— PROBLEM STATEMENT —
Take the line containing "Read all visible content and emit it as JSON." and all lines after it to the end of the records, and output them exactly.

— GIVEN DATA —
========

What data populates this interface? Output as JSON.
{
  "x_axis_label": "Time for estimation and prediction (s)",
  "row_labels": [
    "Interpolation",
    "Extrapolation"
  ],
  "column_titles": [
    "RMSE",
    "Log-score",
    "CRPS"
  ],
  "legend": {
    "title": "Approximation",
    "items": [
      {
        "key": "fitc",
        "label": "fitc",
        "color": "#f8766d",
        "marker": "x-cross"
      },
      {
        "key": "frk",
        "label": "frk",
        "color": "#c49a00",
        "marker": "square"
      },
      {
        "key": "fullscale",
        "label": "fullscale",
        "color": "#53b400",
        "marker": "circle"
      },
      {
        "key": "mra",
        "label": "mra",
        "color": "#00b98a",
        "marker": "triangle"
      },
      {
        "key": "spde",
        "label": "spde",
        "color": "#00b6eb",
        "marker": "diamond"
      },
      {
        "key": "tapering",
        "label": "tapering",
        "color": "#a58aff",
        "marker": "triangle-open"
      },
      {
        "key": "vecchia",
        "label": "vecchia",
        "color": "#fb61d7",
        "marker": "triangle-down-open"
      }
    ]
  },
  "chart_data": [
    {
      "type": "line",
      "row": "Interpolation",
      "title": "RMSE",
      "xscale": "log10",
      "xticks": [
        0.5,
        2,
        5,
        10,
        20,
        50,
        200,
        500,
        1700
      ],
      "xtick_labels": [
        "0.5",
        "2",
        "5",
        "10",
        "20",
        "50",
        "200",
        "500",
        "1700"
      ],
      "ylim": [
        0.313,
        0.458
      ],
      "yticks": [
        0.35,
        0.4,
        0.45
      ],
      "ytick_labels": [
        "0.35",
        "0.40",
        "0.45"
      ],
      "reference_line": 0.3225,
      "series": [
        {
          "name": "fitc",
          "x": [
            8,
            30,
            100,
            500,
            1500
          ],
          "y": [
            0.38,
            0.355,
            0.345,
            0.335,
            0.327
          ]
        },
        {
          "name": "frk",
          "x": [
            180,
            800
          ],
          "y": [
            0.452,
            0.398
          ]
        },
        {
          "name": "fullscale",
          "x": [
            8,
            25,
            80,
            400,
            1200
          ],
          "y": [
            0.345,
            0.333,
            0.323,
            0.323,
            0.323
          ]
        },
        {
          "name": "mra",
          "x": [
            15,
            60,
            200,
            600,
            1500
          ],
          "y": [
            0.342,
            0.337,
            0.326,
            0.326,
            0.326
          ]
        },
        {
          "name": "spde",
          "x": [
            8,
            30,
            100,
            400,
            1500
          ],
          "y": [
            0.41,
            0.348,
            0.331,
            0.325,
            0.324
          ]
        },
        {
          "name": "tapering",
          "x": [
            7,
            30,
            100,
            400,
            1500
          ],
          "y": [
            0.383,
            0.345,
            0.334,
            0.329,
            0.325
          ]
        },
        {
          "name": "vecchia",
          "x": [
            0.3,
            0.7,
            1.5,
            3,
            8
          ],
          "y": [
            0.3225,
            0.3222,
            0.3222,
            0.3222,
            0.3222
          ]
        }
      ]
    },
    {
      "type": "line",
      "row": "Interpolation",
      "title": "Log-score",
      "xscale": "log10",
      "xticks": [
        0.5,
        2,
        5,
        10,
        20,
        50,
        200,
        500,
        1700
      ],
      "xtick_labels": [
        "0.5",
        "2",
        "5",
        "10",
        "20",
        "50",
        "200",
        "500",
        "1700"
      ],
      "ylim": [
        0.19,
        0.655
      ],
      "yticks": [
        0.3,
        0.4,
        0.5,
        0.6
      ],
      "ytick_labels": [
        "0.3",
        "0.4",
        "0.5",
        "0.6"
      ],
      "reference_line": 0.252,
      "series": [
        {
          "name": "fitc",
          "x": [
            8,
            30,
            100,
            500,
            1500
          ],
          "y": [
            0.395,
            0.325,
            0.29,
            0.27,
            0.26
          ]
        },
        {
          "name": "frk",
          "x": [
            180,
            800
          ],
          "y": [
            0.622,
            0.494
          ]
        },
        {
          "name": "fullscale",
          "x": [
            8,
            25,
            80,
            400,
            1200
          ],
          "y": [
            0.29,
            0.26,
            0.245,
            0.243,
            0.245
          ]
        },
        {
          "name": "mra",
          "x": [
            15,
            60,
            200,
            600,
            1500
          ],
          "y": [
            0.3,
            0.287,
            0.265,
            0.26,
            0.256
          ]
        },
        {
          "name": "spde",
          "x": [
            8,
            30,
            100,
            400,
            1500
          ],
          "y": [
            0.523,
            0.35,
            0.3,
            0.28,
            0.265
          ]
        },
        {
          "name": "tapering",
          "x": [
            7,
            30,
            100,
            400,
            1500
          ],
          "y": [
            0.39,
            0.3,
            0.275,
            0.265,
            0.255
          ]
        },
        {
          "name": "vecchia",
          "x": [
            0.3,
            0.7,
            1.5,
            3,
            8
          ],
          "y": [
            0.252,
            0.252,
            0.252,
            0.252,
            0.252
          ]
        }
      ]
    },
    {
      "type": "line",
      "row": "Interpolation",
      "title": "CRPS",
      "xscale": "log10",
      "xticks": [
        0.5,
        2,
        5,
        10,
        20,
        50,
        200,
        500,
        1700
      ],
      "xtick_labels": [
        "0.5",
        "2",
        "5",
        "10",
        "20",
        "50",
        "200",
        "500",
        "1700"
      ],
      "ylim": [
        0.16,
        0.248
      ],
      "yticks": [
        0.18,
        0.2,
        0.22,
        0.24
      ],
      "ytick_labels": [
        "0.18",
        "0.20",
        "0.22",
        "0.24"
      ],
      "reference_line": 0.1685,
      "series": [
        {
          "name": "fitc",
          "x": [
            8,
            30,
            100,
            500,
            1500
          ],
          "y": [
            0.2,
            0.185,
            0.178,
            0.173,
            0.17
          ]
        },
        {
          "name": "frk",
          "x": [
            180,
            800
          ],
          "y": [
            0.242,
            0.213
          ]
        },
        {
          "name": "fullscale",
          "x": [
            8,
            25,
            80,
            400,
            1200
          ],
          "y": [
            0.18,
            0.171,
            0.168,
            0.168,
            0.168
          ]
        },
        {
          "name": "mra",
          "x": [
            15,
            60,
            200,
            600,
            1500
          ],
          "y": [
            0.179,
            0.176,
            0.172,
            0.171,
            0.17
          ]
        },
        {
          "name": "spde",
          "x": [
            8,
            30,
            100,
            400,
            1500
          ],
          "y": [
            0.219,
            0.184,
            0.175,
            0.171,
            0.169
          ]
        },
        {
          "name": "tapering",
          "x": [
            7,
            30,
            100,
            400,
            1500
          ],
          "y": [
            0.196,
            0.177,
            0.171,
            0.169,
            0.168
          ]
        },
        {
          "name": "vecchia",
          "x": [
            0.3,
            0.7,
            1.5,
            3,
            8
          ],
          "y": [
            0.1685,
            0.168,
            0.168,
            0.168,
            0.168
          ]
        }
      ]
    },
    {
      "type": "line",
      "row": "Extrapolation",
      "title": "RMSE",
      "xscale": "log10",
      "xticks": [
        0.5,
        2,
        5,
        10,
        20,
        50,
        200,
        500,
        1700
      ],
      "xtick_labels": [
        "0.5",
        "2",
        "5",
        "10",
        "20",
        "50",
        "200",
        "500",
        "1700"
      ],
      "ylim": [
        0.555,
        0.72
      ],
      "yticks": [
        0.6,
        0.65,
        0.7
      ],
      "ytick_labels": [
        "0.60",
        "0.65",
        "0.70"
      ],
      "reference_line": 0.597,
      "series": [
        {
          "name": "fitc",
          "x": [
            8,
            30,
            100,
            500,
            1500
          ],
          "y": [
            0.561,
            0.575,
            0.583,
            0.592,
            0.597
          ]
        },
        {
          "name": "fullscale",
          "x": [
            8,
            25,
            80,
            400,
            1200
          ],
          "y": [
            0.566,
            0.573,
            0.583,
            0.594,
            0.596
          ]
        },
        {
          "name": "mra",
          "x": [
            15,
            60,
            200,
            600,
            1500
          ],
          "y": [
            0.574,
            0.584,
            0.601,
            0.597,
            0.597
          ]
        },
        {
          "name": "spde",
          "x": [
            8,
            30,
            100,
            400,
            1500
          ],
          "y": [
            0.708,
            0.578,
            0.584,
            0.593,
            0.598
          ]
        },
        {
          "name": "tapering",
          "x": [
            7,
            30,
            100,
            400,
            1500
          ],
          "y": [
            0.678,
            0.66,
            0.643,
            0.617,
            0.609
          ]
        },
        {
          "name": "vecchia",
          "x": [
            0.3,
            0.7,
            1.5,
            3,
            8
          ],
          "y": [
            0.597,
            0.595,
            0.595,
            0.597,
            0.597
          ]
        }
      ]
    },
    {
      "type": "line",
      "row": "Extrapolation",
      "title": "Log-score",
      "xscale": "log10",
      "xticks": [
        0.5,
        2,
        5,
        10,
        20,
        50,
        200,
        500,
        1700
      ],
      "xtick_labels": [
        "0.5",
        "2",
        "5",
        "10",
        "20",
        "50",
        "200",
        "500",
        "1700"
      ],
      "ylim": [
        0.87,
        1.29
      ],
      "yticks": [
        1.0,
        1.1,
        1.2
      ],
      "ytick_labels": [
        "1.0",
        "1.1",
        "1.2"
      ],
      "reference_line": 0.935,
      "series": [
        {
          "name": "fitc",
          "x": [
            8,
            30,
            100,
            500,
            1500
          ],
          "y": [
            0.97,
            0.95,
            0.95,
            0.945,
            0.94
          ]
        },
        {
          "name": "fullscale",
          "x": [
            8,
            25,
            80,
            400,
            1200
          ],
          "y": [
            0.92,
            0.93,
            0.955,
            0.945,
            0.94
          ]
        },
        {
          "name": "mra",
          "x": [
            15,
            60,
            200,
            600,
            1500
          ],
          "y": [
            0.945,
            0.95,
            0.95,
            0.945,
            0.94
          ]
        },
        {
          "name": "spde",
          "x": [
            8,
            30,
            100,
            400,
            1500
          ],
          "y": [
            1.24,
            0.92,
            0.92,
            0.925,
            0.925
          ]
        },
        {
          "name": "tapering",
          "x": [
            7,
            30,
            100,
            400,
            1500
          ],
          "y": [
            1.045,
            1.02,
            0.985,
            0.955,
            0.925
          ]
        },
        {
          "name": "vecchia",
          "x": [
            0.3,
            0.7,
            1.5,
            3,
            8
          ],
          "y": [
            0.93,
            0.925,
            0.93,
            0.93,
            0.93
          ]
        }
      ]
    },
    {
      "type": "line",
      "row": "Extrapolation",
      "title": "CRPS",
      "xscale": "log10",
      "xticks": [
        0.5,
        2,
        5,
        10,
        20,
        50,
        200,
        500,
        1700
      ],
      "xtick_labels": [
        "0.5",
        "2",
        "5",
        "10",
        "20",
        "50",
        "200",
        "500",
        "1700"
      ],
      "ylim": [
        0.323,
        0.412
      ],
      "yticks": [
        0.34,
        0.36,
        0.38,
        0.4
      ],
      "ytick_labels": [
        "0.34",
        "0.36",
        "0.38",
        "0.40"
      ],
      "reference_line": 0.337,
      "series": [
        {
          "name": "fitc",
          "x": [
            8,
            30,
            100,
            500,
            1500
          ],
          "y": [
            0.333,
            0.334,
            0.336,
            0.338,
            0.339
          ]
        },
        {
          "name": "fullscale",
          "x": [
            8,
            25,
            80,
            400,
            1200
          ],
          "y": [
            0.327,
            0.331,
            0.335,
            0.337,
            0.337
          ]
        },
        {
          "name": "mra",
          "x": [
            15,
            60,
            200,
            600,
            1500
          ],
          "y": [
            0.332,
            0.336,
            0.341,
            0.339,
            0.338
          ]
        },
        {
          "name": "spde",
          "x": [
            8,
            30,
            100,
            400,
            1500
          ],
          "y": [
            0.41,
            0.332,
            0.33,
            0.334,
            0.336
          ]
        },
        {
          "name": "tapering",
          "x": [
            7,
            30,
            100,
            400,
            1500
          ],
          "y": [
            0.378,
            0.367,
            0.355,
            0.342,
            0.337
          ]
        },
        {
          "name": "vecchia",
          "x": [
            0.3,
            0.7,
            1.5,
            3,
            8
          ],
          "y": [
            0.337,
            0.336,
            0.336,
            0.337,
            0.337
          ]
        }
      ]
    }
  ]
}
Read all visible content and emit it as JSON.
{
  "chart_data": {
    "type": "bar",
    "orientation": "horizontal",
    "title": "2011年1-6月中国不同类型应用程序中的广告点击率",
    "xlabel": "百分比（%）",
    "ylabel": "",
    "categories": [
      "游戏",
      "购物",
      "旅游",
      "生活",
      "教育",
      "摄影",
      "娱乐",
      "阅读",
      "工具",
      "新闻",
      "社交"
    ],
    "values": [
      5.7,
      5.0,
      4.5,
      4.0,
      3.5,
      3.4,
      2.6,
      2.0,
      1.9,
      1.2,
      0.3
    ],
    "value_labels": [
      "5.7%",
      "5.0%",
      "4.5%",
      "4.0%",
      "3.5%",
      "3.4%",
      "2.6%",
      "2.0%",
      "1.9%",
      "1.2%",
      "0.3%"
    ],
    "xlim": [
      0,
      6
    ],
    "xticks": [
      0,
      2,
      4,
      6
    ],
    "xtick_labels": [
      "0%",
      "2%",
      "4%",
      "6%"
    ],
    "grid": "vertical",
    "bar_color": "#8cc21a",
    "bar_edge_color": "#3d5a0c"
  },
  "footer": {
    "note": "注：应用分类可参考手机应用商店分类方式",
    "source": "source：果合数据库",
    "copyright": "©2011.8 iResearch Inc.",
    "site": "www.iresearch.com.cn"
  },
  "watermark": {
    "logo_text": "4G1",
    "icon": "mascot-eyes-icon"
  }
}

========

— SOLVED PROBLEM —
Read all visible content and emit it as JSON.
{
  "chart_data": {
    "type": "bar",
    "orientation": "horizontal",
    "title": "2011年1-6月中国不同类型应用程序中的广告点击率",
    "xlabel": "百分比（%）",
    "ylabel": "",
    "categories": [
      "游戏",
      "购物",
      "旅游",
      "生活",
      "教育",
      "摄影",
      "娱乐",
      "阅读",
      "工具",
      "新闻",
      "社交"
    ],
    "values": [
      5.7,
      5.0,
      4.5,
      4.0,
      3.5,
      3.4,
      2.6,
      2.0,
      1.9,
      1.2,
      0.3
    ],
    "value_labels": [
      "5.7%",
      "5.0%",
      "4.5%",
      "4.0%",
      "3.5%",
      "3.4%",
      "2.6%",
      "2.0%",
      "1.9%",
      "1.2%",
      "0.3%"
    ],
    "xlim": [
      0,
      6
    ],
    "xticks": [
      0,
      2,
      4,
      6
    ],
    "xtick_labels": [
      "0%",
      "2%",
      "4%",
      "6%"
    ],
    "grid": "vertical",
    "bar_color": "#8cc21a",
    "bar_edge_color": "#3d5a0c"
  },
  "footer": {
    "note": "注：应用分类可参考手机应用商店分类方式",
    "source": "source：果合数据库",
    "copyright": "©2011.8 iResearch Inc.",
    "site": "www.iresearch.com.cn"
  },
  "watermark": {
    "logo_text": "4G1",
    "icon": "mascot-eyes-icon"
  }
}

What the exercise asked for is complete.